Entries
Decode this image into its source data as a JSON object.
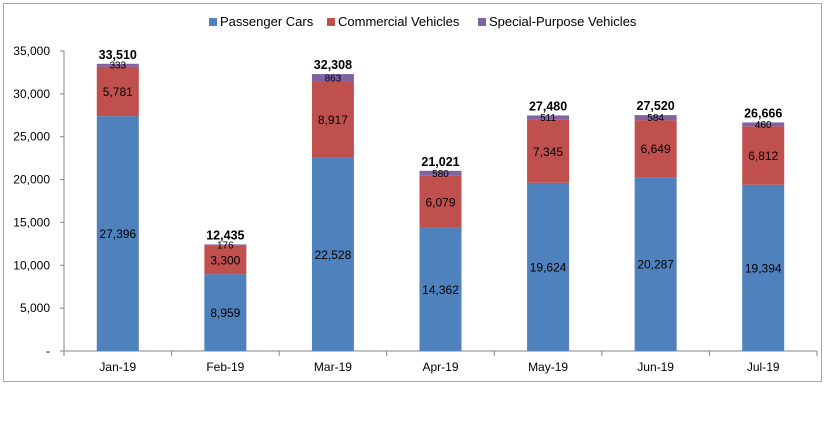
{
  "chart_data": {
    "type": "bar",
    "stacked": true,
    "categories": [
      "Jan-19",
      "Feb-19",
      "Mar-19",
      "Apr-19",
      "May-19",
      "Jun-19",
      "Jul-19"
    ],
    "series": [
      {
        "name": "Passenger Cars",
        "color": "#4f81bd",
        "values": [
          27396,
          8959,
          22528,
          14362,
          19624,
          20287,
          19394
        ]
      },
      {
        "name": "Commercial Vehicles",
        "color": "#c0504d",
        "values": [
          5781,
          3300,
          8917,
          6079,
          7345,
          6649,
          6812
        ]
      },
      {
        "name": "Special-Purpose Vehicles",
        "color": "#8064a2",
        "values": [
          333,
          176,
          863,
          580,
          511,
          584,
          460
        ]
      }
    ],
    "totals": [
      33510,
      12435,
      32308,
      21021,
      27480,
      27520,
      26666
    ],
    "ylim": [
      0,
      35000
    ],
    "yticks": [
      0,
      5000,
      10000,
      15000,
      20000,
      25000,
      30000,
      35000
    ],
    "ytick_labels": [
      "-",
      "5,000",
      "10,000",
      "15,000",
      "20,000",
      "25,000",
      "30,000",
      "35,000"
    ],
    "legend_position": "top-center",
    "grid": false
  }
}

Problem to solve
Repeat the material exactly as it reads, without any of its pictures.

The response
Decode this image into its source data as a JSON object.
{
  "chart_data": {
    "type": "bar",
    "stacked": true,
    "categories": [
      "Jan-19",
      "Feb-19",
      "Mar-19",
      "Apr-19",
      "May-19",
      "Jun-19",
      "Jul-19"
    ],
    "series": [
      {
        "name": "Passenger Cars",
        "color": "#4f81bd",
        "values": [
          27396,
          8959,
          22528,
          14362,
          19624,
          20287,
          19394
        ]
      },
      {
        "name": "Commercial Vehicles",
        "color": "#c0504d",
        "values": [
          5781,
          3300,
          8917,
          6079,
          7345,
          6649,
          6812
        ]
      },
      {
        "name": "Special-Purpose Vehicles",
        "color": "#8064a2",
        "values": [
          333,
          176,
          863,
          580,
          511,
          584,
          460
        ]
      }
    ],
    "totals": [
      33510,
      12435,
      32308,
      21021,
      27480,
      27520,
      26666
    ],
    "ylim": [
      0,
      35000
    ],
    "yticks": [
      0,
      5000,
      10000,
      15000,
      20000,
      25000,
      30000,
      35000
    ],
    "ytick_labels": [
      "-",
      "5,000",
      "10,000",
      "15,000",
      "20,000",
      "25,000",
      "30,000",
      "35,000"
    ],
    "legend_position": "top-center",
    "grid": false
  }
}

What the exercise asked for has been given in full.